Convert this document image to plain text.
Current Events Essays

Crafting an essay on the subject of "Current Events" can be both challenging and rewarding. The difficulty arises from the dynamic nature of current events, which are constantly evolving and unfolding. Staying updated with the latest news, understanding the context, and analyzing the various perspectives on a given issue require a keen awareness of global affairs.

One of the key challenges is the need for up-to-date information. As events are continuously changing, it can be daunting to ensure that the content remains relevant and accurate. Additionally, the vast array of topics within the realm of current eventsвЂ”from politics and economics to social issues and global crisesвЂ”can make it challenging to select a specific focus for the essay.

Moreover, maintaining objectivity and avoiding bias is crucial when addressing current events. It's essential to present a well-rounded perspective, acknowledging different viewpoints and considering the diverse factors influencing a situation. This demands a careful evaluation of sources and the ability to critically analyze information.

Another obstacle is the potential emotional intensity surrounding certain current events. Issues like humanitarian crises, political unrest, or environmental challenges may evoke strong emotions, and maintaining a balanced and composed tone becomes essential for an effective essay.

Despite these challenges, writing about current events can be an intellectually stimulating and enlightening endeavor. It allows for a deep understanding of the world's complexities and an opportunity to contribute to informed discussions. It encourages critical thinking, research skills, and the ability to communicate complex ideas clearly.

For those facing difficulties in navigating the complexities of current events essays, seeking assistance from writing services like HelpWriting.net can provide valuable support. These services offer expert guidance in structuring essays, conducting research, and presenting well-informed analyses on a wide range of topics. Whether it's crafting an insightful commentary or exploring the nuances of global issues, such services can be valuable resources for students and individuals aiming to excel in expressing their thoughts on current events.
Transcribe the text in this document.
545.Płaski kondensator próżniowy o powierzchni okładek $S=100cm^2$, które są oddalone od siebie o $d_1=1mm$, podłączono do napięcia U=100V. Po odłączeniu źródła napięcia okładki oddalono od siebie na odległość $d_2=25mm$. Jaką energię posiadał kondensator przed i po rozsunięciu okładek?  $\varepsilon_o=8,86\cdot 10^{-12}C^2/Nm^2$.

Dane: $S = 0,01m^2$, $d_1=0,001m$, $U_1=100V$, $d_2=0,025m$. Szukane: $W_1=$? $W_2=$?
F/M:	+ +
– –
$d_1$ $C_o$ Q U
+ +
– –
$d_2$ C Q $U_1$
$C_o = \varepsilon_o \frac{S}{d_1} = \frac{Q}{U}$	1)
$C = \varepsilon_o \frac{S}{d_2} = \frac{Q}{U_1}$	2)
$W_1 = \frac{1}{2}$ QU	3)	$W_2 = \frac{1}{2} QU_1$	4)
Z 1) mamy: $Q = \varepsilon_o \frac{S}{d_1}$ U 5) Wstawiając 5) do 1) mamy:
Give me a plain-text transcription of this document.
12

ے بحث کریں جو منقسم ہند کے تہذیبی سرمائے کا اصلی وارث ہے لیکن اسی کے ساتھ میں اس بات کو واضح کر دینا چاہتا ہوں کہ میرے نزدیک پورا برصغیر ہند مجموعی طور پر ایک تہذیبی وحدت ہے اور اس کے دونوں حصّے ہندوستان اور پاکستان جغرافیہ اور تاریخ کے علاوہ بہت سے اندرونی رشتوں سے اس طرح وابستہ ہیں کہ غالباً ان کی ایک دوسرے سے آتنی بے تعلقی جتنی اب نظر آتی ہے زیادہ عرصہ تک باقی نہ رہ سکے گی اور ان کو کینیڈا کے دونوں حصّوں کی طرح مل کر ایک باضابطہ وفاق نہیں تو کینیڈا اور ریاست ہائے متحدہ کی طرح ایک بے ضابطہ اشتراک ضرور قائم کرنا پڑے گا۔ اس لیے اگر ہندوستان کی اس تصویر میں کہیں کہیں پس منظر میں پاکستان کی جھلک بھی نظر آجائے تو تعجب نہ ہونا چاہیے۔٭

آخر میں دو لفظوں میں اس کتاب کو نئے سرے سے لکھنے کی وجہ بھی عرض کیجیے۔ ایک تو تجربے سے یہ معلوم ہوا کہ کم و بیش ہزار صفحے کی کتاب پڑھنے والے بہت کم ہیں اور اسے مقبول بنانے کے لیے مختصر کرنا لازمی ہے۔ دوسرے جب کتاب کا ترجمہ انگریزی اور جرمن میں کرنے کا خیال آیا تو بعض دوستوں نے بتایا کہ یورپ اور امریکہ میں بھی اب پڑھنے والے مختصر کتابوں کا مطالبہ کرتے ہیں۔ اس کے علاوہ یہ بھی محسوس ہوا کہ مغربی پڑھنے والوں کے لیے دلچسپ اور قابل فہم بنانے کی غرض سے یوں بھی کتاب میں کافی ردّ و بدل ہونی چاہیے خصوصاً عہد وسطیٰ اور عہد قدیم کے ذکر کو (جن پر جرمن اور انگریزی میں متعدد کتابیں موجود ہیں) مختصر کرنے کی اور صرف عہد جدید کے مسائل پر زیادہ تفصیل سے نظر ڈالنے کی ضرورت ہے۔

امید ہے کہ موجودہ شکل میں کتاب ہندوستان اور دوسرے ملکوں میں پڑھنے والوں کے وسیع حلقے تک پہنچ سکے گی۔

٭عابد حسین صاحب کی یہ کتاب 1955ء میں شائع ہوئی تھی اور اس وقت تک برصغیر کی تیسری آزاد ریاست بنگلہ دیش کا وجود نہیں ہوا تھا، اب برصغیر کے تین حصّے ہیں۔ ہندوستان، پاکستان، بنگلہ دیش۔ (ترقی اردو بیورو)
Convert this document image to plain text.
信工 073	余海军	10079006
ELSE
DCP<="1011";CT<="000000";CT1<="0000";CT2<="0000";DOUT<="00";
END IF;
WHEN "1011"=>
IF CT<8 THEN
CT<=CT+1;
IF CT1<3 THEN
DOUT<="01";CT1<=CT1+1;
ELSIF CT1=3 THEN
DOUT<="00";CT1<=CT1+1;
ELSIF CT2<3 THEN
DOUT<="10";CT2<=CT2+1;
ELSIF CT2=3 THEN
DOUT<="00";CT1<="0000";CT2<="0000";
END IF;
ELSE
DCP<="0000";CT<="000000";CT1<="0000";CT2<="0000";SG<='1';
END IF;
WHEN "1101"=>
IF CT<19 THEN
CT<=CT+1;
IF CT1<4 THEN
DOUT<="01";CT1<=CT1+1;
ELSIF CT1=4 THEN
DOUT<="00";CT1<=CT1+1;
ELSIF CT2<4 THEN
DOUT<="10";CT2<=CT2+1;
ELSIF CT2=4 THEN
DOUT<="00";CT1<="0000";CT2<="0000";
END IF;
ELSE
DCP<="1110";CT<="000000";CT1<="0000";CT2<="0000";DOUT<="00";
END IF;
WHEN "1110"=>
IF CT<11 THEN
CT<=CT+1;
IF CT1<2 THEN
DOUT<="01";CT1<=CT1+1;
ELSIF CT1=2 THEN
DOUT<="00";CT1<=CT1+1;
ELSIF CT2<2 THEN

**CHALLENGE**:
Copy all the lines, exactly.

**EXPECTED ANSWER**:
Convert this document image to plain text.
Current Events Essays

Crafting an essay on the subject of "Current Events" can be both challenging and rewarding. The difficulty arises from the dynamic nature of current events, which are constantly evolving and unfolding. Staying updated with the latest news, understanding the context, and analyzing the various perspectives on a given issue require a keen awareness of global affairs.

One of the key challenges is the need for up-to-date information. As events are continuously changing, it can be daunting to ensure that the content remains relevant and accurate. Additionally, the vast array of topics within the realm of current eventsвЂ”from politics and economics to social issues and global crisesвЂ”can make it challenging to select a specific focus for the essay.

Moreover, maintaining objectivity and avoiding bias is crucial when addressing current events. It's essential to present a well-rounded perspective, acknowledging different viewpoints and considering the diverse factors influencing a situation. This demands a careful evaluation of sources and the ability to critically analyze information.

Another obstacle is the potential emotional intensity surrounding certain current events. Issues like humanitarian crises, political unrest, or environmental challenges may evoke strong emotions, and maintaining a balanced and composed tone becomes essential for an effective essay.

Despite these challenges, writing about current events can be an intellectually stimulating and enlightening endeavor. It allows for a deep understanding of the world's complexities and an opportunity to contribute to informed discussions. It encourages critical thinking, research skills, and the ability to communicate complex ideas clearly.

For those facing difficulties in navigating the complexities of current events essays, seeking assistance from writing services like HelpWriting.net can provide valuable support. These services offer expert guidance in structuring essays, conducting research, and presenting well-informed analyses on a wide range of topics. Whether it's crafting an insightful commentary or exploring the nuances of global issues, such services can be valuable resources for students and individuals aiming to excel in expressing their thoughts on current events.
Transcribe the text in this document.
545.Płaski kondensator próżniowy o powierzchni okładek $S=100cm^2$, które są oddalone od siebie o $d_1=1mm$, podłączono do napięcia U=100V. Po odłączeniu źródła napięcia okładki oddalono od siebie na odległość $d_2=25mm$. Jaką energię posiadał kondensator przed i po rozsunięciu okładek?  $\varepsilon_o=8,86\cdot 10^{-12}C^2/Nm^2$.

Dane: $S = 0,01m^2$, $d_1=0,001m$, $U_1=100V$, $d_2=0,025m$. Szukane: $W_1=$? $W_2=$?
F/M:	+ +
– –
$d_1$ $C_o$ Q U
+ +
– –
$d_2$ C Q $U_1$
$C_o = \varepsilon_o \frac{S}{d_1} = \frac{Q}{U}$	1)
$C = \varepsilon_o \frac{S}{d_2} = \frac{Q}{U_1}$	2)
$W_1 = \frac{1}{2}$ QU	3)	$W_2 = \frac{1}{2} QU_1$	4)
Z 1) mamy: $Q = \varepsilon_o \frac{S}{d_1}$ U 5) Wstawiając 5) do 1) mamy:
Give me a plain-text transcription of this document.
12

ے بحث کریں جو منقسم ہند کے تہذیبی سرمائے کا اصلی وارث ہے لیکن اسی کے ساتھ میں اس بات کو واضح کر دینا چاہتا ہوں کہ میرے نزدیک پورا برصغیر ہند مجموعی طور پر ایک تہذیبی وحدت ہے اور اس کے دونوں حصّے ہندوستان اور پاکستان جغرافیہ اور تاریخ کے علاوہ بہت سے اندرونی رشتوں سے اس طرح وابستہ ہیں کہ غالباً ان کی ایک دوسرے سے آتنی بے تعلقی جتنی اب نظر آتی ہے زیادہ عرصہ تک باقی نہ رہ سکے گی اور ان کو کینیڈا کے دونوں حصّوں کی طرح مل کر ایک باضابطہ وفاق نہیں تو کینیڈا اور ریاست ہائے متحدہ کی طرح ایک بے ضابطہ اشتراک ضرور قائم کرنا پڑے گا۔ اس لیے اگر ہندوستان کی اس تصویر میں کہیں کہیں پس منظر میں پاکستان کی جھلک بھی نظر آجائے تو تعجب نہ ہونا چاہیے۔٭

آخر میں دو لفظوں میں اس کتاب کو نئے سرے سے لکھنے کی وجہ بھی عرض کیجیے۔ ایک تو تجربے سے یہ معلوم ہوا کہ کم و بیش ہزار صفحے کی کتاب پڑھنے والے بہت کم ہیں اور اسے مقبول بنانے کے لیے مختصر کرنا لازمی ہے۔ دوسرے جب کتاب کا ترجمہ انگریزی اور جرمن میں کرنے کا خیال آیا تو بعض دوستوں نے بتایا کہ یورپ اور امریکہ میں بھی اب پڑھنے والے مختصر کتابوں کا مطالبہ کرتے ہیں۔ اس کے علاوہ یہ بھی محسوس ہوا کہ مغربی پڑھنے والوں کے لیے دلچسپ اور قابل فہم بنانے کی غرض سے یوں بھی کتاب میں کافی ردّ و بدل ہونی چاہیے خصوصاً عہد وسطیٰ اور عہد قدیم کے ذکر کو (جن پر جرمن اور انگریزی میں متعدد کتابیں موجود ہیں) مختصر کرنے کی اور صرف عہد جدید کے مسائل پر زیادہ تفصیل سے نظر ڈالنے کی ضرورت ہے۔

امید ہے کہ موجودہ شکل میں کتاب ہندوستان اور دوسرے ملکوں میں پڑھنے والوں کے وسیع حلقے تک پہنچ سکے گی۔

٭عابد حسین صاحب کی یہ کتاب 1955ء میں شائع ہوئی تھی اور اس وقت تک برصغیر کی تیسری آزاد ریاست بنگلہ دیش کا وجود نہیں ہوا تھا، اب برصغیر کے تین حصّے ہیں۔ ہندوستان، پاکستان، بنگلہ دیش۔ (ترقی اردو بیورو)
Convert this document image to plain text.
信工 073	余海军	10079006
ELSE
DCP<="1011";CT<="000000";CT1<="0000";CT2<="0000";DOUT<="00";
END IF;
WHEN "1011"=>
IF CT<8 THEN
CT<=CT+1;
IF CT1<3 THEN
DOUT<="01";CT1<=CT1+1;
ELSIF CT1=3 THEN
DOUT<="00";CT1<=CT1+1;
ELSIF CT2<3 THEN
DOUT<="10";CT2<=CT2+1;
ELSIF CT2=3 THEN
DOUT<="00";CT1<="0000";CT2<="0000";
END IF;
ELSE
DCP<="0000";CT<="000000";CT1<="0000";CT2<="0000";SG<='1';
END IF;
WHEN "1101"=>
IF CT<19 THEN
CT<=CT+1;
IF CT1<4 THEN
DOUT<="01";CT1<=CT1+1;
ELSIF CT1=4 THEN
DOUT<="00";CT1<=CT1+1;
ELSIF CT2<4 THEN
DOUT<="10";CT2<=CT2+1;
ELSIF CT2=4 THEN
DOUT<="00";CT1<="0000";CT2<="0000";
END IF;
ELSE
DCP<="1110";CT<="000000";CT1<="0000";CT2<="0000";DOUT<="00";
END IF;
WHEN "1110"=>
IF CT<11 THEN
CT<=CT+1;
IF CT1<2 THEN
DOUT<="01";CT1<=CT1+1;
ELSIF CT1=2 THEN
DOUT<="00";CT1<=CT1+1;
ELSIF CT2<2 THEN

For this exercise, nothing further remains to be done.